[THE TASK]
Under this task are some entries; return every one of them exactly.

+===+

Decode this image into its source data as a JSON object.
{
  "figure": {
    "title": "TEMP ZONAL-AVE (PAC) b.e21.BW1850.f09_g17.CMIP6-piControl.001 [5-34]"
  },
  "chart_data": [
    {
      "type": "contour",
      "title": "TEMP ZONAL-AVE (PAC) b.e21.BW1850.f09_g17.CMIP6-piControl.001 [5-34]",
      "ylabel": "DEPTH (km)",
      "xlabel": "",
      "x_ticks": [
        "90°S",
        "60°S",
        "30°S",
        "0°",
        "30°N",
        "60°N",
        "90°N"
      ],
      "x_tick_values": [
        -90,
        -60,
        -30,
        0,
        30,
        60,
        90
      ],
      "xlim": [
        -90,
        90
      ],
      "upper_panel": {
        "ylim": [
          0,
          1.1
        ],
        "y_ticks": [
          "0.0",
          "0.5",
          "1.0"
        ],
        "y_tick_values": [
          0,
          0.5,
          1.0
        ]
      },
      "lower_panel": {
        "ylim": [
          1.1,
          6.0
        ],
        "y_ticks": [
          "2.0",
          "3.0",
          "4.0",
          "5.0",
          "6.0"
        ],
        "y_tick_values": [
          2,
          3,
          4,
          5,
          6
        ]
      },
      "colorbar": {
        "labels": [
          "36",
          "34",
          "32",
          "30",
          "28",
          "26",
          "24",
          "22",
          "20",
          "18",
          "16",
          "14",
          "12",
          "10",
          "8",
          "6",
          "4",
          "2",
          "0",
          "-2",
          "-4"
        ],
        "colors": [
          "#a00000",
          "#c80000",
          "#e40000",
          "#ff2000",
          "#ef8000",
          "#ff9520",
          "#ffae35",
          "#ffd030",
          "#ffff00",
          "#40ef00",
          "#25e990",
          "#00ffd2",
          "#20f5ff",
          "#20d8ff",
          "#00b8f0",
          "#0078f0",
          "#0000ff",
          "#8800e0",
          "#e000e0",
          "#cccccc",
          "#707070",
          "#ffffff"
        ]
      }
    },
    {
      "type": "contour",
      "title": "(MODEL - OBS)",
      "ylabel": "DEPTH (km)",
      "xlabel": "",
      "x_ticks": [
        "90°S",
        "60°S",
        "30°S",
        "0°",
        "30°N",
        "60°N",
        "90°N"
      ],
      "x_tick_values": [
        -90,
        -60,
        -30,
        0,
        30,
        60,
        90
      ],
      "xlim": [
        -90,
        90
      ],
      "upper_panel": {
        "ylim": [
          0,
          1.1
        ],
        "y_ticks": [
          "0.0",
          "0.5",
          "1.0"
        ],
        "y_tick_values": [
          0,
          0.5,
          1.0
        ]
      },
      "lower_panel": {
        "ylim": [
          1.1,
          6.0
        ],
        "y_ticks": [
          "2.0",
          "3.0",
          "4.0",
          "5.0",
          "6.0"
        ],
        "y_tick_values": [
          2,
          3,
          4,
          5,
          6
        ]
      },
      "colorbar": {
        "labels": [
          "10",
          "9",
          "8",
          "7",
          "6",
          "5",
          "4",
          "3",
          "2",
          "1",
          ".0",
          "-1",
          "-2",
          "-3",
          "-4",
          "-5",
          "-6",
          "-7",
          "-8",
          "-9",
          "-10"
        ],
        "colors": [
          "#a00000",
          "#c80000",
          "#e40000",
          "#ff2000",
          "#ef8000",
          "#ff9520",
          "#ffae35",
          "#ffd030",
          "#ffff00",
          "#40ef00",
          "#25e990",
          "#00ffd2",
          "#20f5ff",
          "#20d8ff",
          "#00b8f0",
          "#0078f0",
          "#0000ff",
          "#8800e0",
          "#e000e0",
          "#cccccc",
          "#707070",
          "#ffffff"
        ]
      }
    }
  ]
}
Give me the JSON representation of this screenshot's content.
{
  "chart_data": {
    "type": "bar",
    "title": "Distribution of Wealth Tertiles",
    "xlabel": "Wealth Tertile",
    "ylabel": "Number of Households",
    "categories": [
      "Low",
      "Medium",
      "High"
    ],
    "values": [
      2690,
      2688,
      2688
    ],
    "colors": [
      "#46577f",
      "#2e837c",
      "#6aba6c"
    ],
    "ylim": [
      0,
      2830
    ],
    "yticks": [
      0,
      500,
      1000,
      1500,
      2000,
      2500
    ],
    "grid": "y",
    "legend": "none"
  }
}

+===+

[FINAL RESULT]
Decode this image into its source data as a JSON object.
{
  "figure": {
    "title": "TEMP ZONAL-AVE (PAC) b.e21.BW1850.f09_g17.CMIP6-piControl.001 [5-34]"
  },
  "chart_data": [
    {
      "type": "contour",
      "title": "TEMP ZONAL-AVE (PAC) b.e21.BW1850.f09_g17.CMIP6-piControl.001 [5-34]",
      "ylabel": "DEPTH (km)",
      "xlabel": "",
      "x_ticks": [
        "90°S",
        "60°S",
        "30°S",
        "0°",
        "30°N",
        "60°N",
        "90°N"
      ],
      "x_tick_values": [
        -90,
        -60,
        -30,
        0,
        30,
        60,
        90
      ],
      "xlim": [
        -90,
        90
      ],
      "upper_panel": {
        "ylim": [
          0,
          1.1
        ],
        "y_ticks": [
          "0.0",
          "0.5",
          "1.0"
        ],
        "y_tick_values": [
          0,
          0.5,
          1.0
        ]
      },
      "lower_panel": {
        "ylim": [
          1.1,
          6.0
        ],
        "y_ticks": [
          "2.0",
          "3.0",
          "4.0",
          "5.0",
          "6.0"
        ],
        "y_tick_values": [
          2,
          3,
          4,
          5,
          6
        ]
      },
      "colorbar": {
        "labels": [
          "36",
          "34",
          "32",
          "30",
          "28",
          "26",
          "24",
          "22",
          "20",
          "18",
          "16",
          "14",
          "12",
          "10",
          "8",
          "6",
          "4",
          "2",
          "0",
          "-2",
          "-4"
        ],
        "colors": [
          "#a00000",
          "#c80000",
          "#e40000",
          "#ff2000",
          "#ef8000",
          "#ff9520",
          "#ffae35",
          "#ffd030",
          "#ffff00",
          "#40ef00",
          "#25e990",
          "#00ffd2",
          "#20f5ff",
          "#20d8ff",
          "#00b8f0",
          "#0078f0",
          "#0000ff",
          "#8800e0",
          "#e000e0",
          "#cccccc",
          "#707070",
          "#ffffff"
        ]
      }
    },
    {
      "type": "contour",
      "title": "(MODEL - OBS)",
      "ylabel": "DEPTH (km)",
      "xlabel": "",
      "x_ticks": [
        "90°S",
        "60°S",
        "30°S",
        "0°",
        "30°N",
        "60°N",
        "90°N"
      ],
      "x_tick_values": [
        -90,
        -60,
        -30,
        0,
        30,
        60,
        90
      ],
      "xlim": [
        -90,
        90
      ],
      "upper_panel": {
        "ylim": [
          0,
          1.1
        ],
        "y_ticks": [
          "0.0",
          "0.5",
          "1.0"
        ],
        "y_tick_values": [
          0,
          0.5,
          1.0
        ]
      },
      "lower_panel": {
        "ylim": [
          1.1,
          6.0
        ],
        "y_ticks": [
          "2.0",
          "3.0",
          "4.0",
          "5.0",
          "6.0"
        ],
        "y_tick_values": [
          2,
          3,
          4,
          5,
          6
        ]
      },
      "colorbar": {
        "labels": [
          "10",
          "9",
          "8",
          "7",
          "6",
          "5",
          "4",
          "3",
          "2",
          "1",
          ".0",
          "-1",
          "-2",
          "-3",
          "-4",
          "-5",
          "-6",
          "-7",
          "-8",
          "-9",
          "-10"
        ],
        "colors": [
          "#a00000",
          "#c80000",
          "#e40000",
          "#ff2000",
          "#ef8000",
          "#ff9520",
          "#ffae35",
          "#ffd030",
          "#ffff00",
          "#40ef00",
          "#25e990",
          "#00ffd2",
          "#20f5ff",
          "#20d8ff",
          "#00b8f0",
          "#0078f0",
          "#0000ff",
          "#8800e0",
          "#e000e0",
          "#cccccc",
          "#707070",
          "#ffffff"
        ]
      }
    }
  ]
}
Give me the JSON representation of this screenshot's content.
{
  "chart_data": {
    "type": "bar",
    "title": "Distribution of Wealth Tertiles",
    "xlabel": "Wealth Tertile",
    "ylabel": "Number of Households",
    "categories": [
      "Low",
      "Medium",
      "High"
    ],
    "values": [
      2690,
      2688,
      2688
    ],
    "colors": [
      "#46577f",
      "#2e837c",
      "#6aba6c"
    ],
    "ylim": [
      0,
      2830
    ],
    "yticks": [
      0,
      500,
      1000,
      1500,
      2000,
      2500
    ],
    "grid": "y",
    "legend": "none"
  }
}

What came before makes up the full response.